#### EXCERPTED PASSAGE
** Begin **
Therefore, the probabilities in the first line correspond to the transition probability from the beginning of the word to the next letter.

Here is a partial schema of the Markov Chain, in which I have represented some of the connexions :

image

To be able to interpret what is going on, we define a dictionary with the correspondance between the index and the letter :

dic={1 : ' ', 
    2 : 'a', 
    3 : 'b', 
    4: 'c', 
    5 : 'd', 
    6 : 'e', 
    7: 'f', 
    8 : 'g', 
    9 : 'h', 
    10: 'i', 
    11: 'j', 
    12 : 'k', 
    13 : 'l', 
    14: 'm', 
    15 : 'n', 
    16 : 'o', 
    17: 'p', 
    18 : 'q', 
    19 : 'r' , 
    20: 's', 
    21 : 't', 
    22 : 'u', 
    23: 'v', 
    24 : 'w', 
    25 : 'x' , 
    26: 'y', 
    27 : 'z', 
    28 : ' ' }

Generate a word

We will aim to generate a sequence of words. Using what we just covered previously, we can define a function that creates the new state starting from a given state :

def next_state(dic, bi_gram, state) :
    # Generate random threshold
    x = np.random.random()
    # Select the line that corresponds to the state
    line = bi_gram[state-1]
    
    # Find position in which the threshold falls
    thr = np.where(np.cumsum(line)>x)[0][0]+1
    return thr

To understand what this is exactly doing, let’s plot the cumulative distribution and the random threshold :

plt.figure(figsize=(12,8))
plt.plot(np.cumsum(bi_eng[2]))
plt.title("Cumulative Distribution function")
plt.axvline(np.random.random()*28, c='red')
plt.show()

image

The cumulative function and the threshold allow us to pick a letter starting from a given state. Now, let’s generate a sequence from scratch!
** End **
#### TASK REQUIREMENTS
(a) Output the stretch of the Markov chain excerpt from "def next_state(dic, bi_gram, state)" through "plt.figure(figsize=(12,8))".
(b) According to the Markov chain excerpt, what does the function next_state generate first?
(c) Decide whether each statement agrees with the Markov chain excerpt: (i) In the dictionary, index 28 corresponds to the letter 'z'. (ii) The plotted figure carries the title "Cumulative Distribution function". (iii) The probabilities in the first line correspond to the transition from the beginning of the word to the next letter.

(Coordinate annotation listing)
** Begin **
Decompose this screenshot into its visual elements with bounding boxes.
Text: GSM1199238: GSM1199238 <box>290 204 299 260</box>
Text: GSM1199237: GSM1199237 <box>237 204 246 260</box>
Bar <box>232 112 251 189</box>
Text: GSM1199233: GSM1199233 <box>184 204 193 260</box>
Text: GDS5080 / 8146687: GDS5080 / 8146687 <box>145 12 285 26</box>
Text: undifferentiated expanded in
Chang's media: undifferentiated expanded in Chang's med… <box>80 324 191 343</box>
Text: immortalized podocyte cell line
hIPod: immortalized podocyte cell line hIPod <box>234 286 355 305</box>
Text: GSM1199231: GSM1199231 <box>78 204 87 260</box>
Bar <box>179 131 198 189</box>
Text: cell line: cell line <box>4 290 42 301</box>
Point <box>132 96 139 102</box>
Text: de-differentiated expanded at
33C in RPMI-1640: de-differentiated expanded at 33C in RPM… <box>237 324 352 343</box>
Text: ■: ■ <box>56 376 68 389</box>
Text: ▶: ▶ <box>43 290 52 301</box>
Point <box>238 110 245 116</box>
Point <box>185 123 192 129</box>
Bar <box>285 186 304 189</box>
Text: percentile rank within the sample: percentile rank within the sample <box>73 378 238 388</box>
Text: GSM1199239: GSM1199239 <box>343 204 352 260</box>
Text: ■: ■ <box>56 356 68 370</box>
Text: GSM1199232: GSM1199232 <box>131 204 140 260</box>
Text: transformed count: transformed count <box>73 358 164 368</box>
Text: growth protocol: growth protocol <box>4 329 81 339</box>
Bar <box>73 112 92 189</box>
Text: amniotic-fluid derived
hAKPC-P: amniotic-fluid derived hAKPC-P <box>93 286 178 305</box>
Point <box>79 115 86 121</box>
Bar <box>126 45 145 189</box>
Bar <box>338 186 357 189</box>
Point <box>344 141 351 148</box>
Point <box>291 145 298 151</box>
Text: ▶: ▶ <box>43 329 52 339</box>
** End **
#### RESPONSES TO THE TASKS
(a)
def next_state(dic, bi_gram, state) :
    # Generate random threshold
    x = np.random.random()
    # Select the line that corresponds to the state
    line = bi_gram[state-1]
    
    # Find position in which the threshold falls
    thr = np.where(np.cumsum(line)>x)[0][0]+1
    return thr

To understand what this is exactly doing, let’s plot the cumulative distribution and the random threshold :

plt.figure(figsize=(12,8))

(b) A random threshold.

(c)
(i) No: "27 : 'z'"
(ii) Yes: "plt.title("Cumulative Distribution function")"
(iii) Yes: "the probabilities in the first line correspond to the transition probability from the beginning of the word to the next letter"